## DIRECTIONS FOR THIS TASK
Read through the data and report every line in which the word "steps" occurs.
::::
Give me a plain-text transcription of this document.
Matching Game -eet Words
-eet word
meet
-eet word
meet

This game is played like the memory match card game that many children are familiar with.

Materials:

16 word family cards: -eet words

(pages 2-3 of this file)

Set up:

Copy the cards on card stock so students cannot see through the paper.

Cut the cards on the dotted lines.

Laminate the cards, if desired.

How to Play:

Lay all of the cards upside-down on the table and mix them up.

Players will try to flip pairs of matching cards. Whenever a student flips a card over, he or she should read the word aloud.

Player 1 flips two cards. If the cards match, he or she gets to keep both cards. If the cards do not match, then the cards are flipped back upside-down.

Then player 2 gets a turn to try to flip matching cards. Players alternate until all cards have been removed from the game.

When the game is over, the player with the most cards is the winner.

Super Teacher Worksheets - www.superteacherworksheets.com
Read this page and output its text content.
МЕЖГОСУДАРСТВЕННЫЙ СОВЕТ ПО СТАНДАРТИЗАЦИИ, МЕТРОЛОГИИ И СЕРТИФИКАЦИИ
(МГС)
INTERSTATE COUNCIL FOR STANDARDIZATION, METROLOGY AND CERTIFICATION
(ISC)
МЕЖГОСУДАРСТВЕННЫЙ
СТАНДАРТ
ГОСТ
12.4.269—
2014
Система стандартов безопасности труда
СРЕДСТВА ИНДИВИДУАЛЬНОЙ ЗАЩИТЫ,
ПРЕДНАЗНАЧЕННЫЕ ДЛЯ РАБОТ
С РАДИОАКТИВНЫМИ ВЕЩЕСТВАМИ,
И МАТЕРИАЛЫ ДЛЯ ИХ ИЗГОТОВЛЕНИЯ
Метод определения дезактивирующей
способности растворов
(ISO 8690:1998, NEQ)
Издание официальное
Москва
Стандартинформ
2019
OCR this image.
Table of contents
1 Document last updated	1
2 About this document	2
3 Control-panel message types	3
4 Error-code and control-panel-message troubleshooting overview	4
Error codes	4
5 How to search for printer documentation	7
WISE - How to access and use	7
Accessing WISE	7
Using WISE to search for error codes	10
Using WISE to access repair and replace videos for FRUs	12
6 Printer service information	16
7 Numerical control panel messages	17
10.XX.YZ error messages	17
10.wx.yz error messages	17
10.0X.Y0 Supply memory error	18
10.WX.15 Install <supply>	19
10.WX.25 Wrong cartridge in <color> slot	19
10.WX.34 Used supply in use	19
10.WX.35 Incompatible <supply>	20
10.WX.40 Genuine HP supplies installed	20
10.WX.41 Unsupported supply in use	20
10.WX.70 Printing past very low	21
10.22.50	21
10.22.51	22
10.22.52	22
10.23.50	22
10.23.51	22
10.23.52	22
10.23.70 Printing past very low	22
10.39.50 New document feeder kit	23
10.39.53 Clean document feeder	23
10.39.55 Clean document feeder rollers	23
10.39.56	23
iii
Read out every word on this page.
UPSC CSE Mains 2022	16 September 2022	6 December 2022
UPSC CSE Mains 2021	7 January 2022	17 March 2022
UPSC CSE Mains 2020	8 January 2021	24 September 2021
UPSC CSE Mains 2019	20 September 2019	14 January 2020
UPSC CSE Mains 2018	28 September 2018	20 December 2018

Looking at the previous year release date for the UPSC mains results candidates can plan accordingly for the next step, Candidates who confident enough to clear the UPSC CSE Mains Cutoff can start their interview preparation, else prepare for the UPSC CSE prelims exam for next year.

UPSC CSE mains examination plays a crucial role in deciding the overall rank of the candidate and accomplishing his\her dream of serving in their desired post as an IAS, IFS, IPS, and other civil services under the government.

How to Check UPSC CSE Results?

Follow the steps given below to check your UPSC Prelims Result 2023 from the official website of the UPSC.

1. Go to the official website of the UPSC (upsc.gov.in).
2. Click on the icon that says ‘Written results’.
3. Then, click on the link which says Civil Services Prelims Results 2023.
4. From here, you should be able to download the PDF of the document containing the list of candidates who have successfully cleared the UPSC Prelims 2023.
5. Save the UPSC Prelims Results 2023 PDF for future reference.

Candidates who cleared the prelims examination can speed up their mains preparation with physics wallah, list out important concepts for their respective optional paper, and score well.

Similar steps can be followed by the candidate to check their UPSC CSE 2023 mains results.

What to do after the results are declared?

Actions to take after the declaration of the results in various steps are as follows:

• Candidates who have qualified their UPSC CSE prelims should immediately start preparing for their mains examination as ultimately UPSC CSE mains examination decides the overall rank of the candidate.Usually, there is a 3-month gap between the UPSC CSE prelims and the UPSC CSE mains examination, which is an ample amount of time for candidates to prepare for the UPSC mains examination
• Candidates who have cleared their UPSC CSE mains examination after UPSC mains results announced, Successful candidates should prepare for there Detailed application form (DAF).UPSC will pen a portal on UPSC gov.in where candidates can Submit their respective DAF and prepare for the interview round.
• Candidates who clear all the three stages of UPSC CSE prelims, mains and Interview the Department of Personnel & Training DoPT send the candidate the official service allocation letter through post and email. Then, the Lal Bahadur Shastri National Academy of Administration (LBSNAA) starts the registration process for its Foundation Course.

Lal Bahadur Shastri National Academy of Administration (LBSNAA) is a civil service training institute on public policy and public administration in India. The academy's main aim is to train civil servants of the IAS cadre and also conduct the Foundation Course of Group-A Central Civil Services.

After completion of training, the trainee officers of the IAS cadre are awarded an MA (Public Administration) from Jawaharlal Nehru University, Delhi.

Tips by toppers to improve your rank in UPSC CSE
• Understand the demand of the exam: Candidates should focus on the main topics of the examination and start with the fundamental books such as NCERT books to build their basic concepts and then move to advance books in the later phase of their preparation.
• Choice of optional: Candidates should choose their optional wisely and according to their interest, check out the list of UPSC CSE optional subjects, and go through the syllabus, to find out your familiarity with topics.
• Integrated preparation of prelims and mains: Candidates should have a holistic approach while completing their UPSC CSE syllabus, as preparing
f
::::
## EXERCISE RESULT
Follow the steps given below to check your UPSC Prelims Result 2023 from the official website of the UPSC.
Similar steps can be followed by the candidate to check their UPSC CSE 2023 mains results.
Actions to take after the declaration of the results in various steps are as follows:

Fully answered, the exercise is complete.